● **To be done**
Return each entry exactly, with none missing.

** start Data supplied **

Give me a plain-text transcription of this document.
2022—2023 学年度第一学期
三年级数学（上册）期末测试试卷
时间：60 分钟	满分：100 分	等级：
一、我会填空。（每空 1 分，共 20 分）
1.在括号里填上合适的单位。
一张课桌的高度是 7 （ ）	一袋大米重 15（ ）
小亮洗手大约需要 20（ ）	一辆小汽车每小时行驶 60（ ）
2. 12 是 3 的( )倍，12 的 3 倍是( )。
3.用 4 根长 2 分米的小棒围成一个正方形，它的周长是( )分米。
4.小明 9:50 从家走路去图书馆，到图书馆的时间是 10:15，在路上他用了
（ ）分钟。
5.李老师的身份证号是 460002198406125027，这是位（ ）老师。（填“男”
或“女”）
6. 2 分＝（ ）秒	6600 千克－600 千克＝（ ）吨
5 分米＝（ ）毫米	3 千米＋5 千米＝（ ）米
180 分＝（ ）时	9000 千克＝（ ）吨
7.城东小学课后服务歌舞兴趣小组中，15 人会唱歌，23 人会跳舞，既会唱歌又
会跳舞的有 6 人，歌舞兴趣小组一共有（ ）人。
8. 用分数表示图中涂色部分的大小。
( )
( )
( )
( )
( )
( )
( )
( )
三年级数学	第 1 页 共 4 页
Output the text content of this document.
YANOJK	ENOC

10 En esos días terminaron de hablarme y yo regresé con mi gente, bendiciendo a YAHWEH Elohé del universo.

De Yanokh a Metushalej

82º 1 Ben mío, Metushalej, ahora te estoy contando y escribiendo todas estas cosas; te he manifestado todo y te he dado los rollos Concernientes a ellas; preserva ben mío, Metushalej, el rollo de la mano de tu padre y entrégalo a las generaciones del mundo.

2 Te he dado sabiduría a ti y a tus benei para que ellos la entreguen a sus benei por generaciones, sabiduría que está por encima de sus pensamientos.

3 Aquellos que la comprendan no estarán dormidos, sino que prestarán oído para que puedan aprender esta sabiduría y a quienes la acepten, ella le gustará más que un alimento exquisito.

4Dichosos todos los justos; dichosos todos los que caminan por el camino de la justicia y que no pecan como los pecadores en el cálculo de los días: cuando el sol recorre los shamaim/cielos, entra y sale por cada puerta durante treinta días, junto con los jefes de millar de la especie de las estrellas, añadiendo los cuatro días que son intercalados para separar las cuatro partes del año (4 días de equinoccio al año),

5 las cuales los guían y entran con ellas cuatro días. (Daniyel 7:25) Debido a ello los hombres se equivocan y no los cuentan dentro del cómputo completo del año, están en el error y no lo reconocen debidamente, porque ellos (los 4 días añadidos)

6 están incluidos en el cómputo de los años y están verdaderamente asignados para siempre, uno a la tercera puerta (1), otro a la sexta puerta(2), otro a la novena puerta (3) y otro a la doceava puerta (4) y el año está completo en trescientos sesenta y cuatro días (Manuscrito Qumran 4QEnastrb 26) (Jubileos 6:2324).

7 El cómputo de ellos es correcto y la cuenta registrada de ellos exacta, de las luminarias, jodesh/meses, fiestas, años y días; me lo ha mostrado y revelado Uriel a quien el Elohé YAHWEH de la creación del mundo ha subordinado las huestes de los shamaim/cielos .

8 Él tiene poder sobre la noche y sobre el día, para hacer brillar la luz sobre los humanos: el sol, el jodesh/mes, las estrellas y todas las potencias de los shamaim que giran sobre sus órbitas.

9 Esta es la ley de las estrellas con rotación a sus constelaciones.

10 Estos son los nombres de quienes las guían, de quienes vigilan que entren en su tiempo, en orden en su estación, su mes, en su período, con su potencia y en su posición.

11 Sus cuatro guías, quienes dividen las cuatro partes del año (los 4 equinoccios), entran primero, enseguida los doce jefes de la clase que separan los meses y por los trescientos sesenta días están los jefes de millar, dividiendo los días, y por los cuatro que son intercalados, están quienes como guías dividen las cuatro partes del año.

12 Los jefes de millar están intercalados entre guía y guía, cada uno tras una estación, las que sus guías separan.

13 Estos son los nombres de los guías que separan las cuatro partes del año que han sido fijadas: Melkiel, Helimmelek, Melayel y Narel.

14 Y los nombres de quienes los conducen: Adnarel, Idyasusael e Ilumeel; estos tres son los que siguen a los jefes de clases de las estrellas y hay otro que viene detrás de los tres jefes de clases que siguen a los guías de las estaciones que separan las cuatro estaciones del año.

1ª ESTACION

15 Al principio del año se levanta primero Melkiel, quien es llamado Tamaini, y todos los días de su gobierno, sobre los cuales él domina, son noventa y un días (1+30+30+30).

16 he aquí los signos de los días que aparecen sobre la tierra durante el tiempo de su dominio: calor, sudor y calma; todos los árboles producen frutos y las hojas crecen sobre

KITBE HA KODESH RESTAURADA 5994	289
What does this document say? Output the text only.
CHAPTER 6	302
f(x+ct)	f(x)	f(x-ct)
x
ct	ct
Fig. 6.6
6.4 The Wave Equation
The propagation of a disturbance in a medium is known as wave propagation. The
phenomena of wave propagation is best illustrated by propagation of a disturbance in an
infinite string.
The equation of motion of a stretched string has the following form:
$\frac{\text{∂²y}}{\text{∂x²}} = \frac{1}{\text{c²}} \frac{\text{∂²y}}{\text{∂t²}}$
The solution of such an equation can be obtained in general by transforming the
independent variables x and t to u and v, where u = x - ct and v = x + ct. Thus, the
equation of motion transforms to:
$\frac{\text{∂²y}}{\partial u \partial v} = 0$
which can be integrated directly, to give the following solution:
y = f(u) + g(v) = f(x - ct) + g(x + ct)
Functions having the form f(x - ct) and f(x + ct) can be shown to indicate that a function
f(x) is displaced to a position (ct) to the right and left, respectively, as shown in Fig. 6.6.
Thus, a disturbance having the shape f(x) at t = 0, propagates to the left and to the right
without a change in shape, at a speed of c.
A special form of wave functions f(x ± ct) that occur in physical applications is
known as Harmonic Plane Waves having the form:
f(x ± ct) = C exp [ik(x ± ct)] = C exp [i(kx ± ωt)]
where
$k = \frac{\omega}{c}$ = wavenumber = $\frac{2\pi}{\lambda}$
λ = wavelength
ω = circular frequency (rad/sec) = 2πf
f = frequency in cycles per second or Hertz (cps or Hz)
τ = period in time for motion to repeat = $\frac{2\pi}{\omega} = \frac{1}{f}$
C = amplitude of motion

** end Data supplied **

● **Exercise result**
Give me a plain-text transcription of this document.
2022—2023 学年度第一学期
三年级数学（上册）期末测试试卷
时间：60 分钟	满分：100 分	等级：
一、我会填空。（每空 1 分，共 20 分）
1.在括号里填上合适的单位。
一张课桌的高度是 7 （ ）	一袋大米重 15（ ）
小亮洗手大约需要 20（ ）	一辆小汽车每小时行驶 60（ ）
2. 12 是 3 的( )倍，12 的 3 倍是( )。
3.用 4 根长 2 分米的小棒围成一个正方形，它的周长是( )分米。
4.小明 9:50 从家走路去图书馆，到图书馆的时间是 10:15，在路上他用了
（ ）分钟。
5.李老师的身份证号是 460002198406125027，这是位（ ）老师。（填“男”
或“女”）
6. 2 分＝（ ）秒	6600 千克－600 千克＝（ ）吨
5 分米＝（ ）毫米	3 千米＋5 千米＝（ ）米
180 分＝（ ）时	9000 千克＝（ ）吨
7.城东小学课后服务歌舞兴趣小组中，15 人会唱歌，23 人会跳舞，既会唱歌又
会跳舞的有 6 人，歌舞兴趣小组一共有（ ）人。
8. 用分数表示图中涂色部分的大小。
( )
( )
( )
( )
( )
( )
( )
( )
三年级数学	第 1 页 共 4 页
Output the text content of this document.
YANOJK	ENOC

10 En esos días terminaron de hablarme y yo regresé con mi gente, bendiciendo a YAHWEH Elohé del universo.

De Yanokh a Metushalej

82º 1 Ben mío, Metushalej, ahora te estoy contando y escribiendo todas estas cosas; te he manifestado todo y te he dado los rollos Concernientes a ellas; preserva ben mío, Metushalej, el rollo de la mano de tu padre y entrégalo a las generaciones del mundo.

2 Te he dado sabiduría a ti y a tus benei para que ellos la entreguen a sus benei por generaciones, sabiduría que está por encima de sus pensamientos.

3 Aquellos que la comprendan no estarán dormidos, sino que prestarán oído para que puedan aprender esta sabiduría y a quienes la acepten, ella le gustará más que un alimento exquisito.

4Dichosos todos los justos; dichosos todos los que caminan por el camino de la justicia y que no pecan como los pecadores en el cálculo de los días: cuando el sol recorre los shamaim/cielos, entra y sale por cada puerta durante treinta días, junto con los jefes de millar de la especie de las estrellas, añadiendo los cuatro días que son intercalados para separar las cuatro partes del año (4 días de equinoccio al año),

5 las cuales los guían y entran con ellas cuatro días. (Daniyel 7:25) Debido a ello los hombres se equivocan y no los cuentan dentro del cómputo completo del año, están en el error y no lo reconocen debidamente, porque ellos (los 4 días añadidos)

6 están incluidos en el cómputo de los años y están verdaderamente asignados para siempre, uno a la tercera puerta (1), otro a la sexta puerta(2), otro a la novena puerta (3) y otro a la doceava puerta (4) y el año está completo en trescientos sesenta y cuatro días (Manuscrito Qumran 4QEnastrb 26) (Jubileos 6:2324).

7 El cómputo de ellos es correcto y la cuenta registrada de ellos exacta, de las luminarias, jodesh/meses, fiestas, años y días; me lo ha mostrado y revelado Uriel a quien el Elohé YAHWEH de la creación del mundo ha subordinado las huestes de los shamaim/cielos .

8 Él tiene poder sobre la noche y sobre el día, para hacer brillar la luz sobre los humanos: el sol, el jodesh/mes, las estrellas y todas las potencias de los shamaim que giran sobre sus órbitas.

9 Esta es la ley de las estrellas con rotación a sus constelaciones.

10 Estos son los nombres de quienes las guían, de quienes vigilan que entren en su tiempo, en orden en su estación, su mes, en su período, con su potencia y en su posición.

11 Sus cuatro guías, quienes dividen las cuatro partes del año (los 4 equinoccios), entran primero, enseguida los doce jefes de la clase que separan los meses y por los trescientos sesenta días están los jefes de millar, dividiendo los días, y por los cuatro que son intercalados, están quienes como guías dividen las cuatro partes del año.

12 Los jefes de millar están intercalados entre guía y guía, cada uno tras una estación, las que sus guías separan.

13 Estos son los nombres de los guías que separan las cuatro partes del año que han sido fijadas: Melkiel, Helimmelek, Melayel y Narel.

14 Y los nombres de quienes los conducen: Adnarel, Idyasusael e Ilumeel; estos tres son los que siguen a los jefes de clases de las estrellas y hay otro que viene detrás de los tres jefes de clases que siguen a los guías de las estaciones que separan las cuatro estaciones del año.

1ª ESTACION

15 Al principio del año se levanta primero Melkiel, quien es llamado Tamaini, y todos los días de su gobierno, sobre los cuales él domina, son noventa y un días (1+30+30+30).

16 he aquí los signos de los días que aparecen sobre la tierra durante el tiempo de su dominio: calor, sudor y calma; todos los árboles producen frutos y las hojas crecen sobre

KITBE HA KODESH RESTAURADA 5994	289
What does this document say? Output the text only.
CHAPTER 6	302
f(x+ct)	f(x)	f(x-ct)
x
ct	ct
Fig. 6.6
6.4 The Wave Equation
The propagation of a disturbance in a medium is known as wave propagation. The
phenomena of wave propagation is best illustrated by propagation of a disturbance in an
infinite string.
The equation of motion of a stretched string has the following form:
$\frac{\text{∂²y}}{\text{∂x²}} = \frac{1}{\text{c²}} \frac{\text{∂²y}}{\text{∂t²}}$
The solution of such an equation can be obtained in general by transforming the
independent variables x and t to u and v, where u = x - ct and v = x + ct. Thus, the
equation of motion transforms to:
$\frac{\text{∂²y}}{\partial u \partial v} = 0$
which can be integrated directly, to give the following solution:
y = f(u) + g(v) = f(x - ct) + g(x + ct)
Functions having the form f(x - ct) and f(x + ct) can be shown to indicate that a function
f(x) is displaced to a position (ct) to the right and left, respectively, as shown in Fig. 6.6.
Thus, a disturbance having the shape f(x) at t = 0, propagates to the left and to the right
without a change in shape, at a speed of c.
A special form of wave functions f(x ± ct) that occur in physical applications is
known as Harmonic Plane Waves having the form:
f(x ± ct) = C exp [ik(x ± ct)] = C exp [i(kx ± ωt)]
where
$k = \frac{\omega}{c}$ = wavenumber = $\frac{2\pi}{\lambda}$
λ = wavelength
ω = circular frequency (rad/sec) = 2πf
f = frequency in cycles per second or Hertz (cps or Hz)
τ = period in time for motion to repeat = $\frac{2\pi}{\omega} = \frac{1}{f}$
C = amplitude of motion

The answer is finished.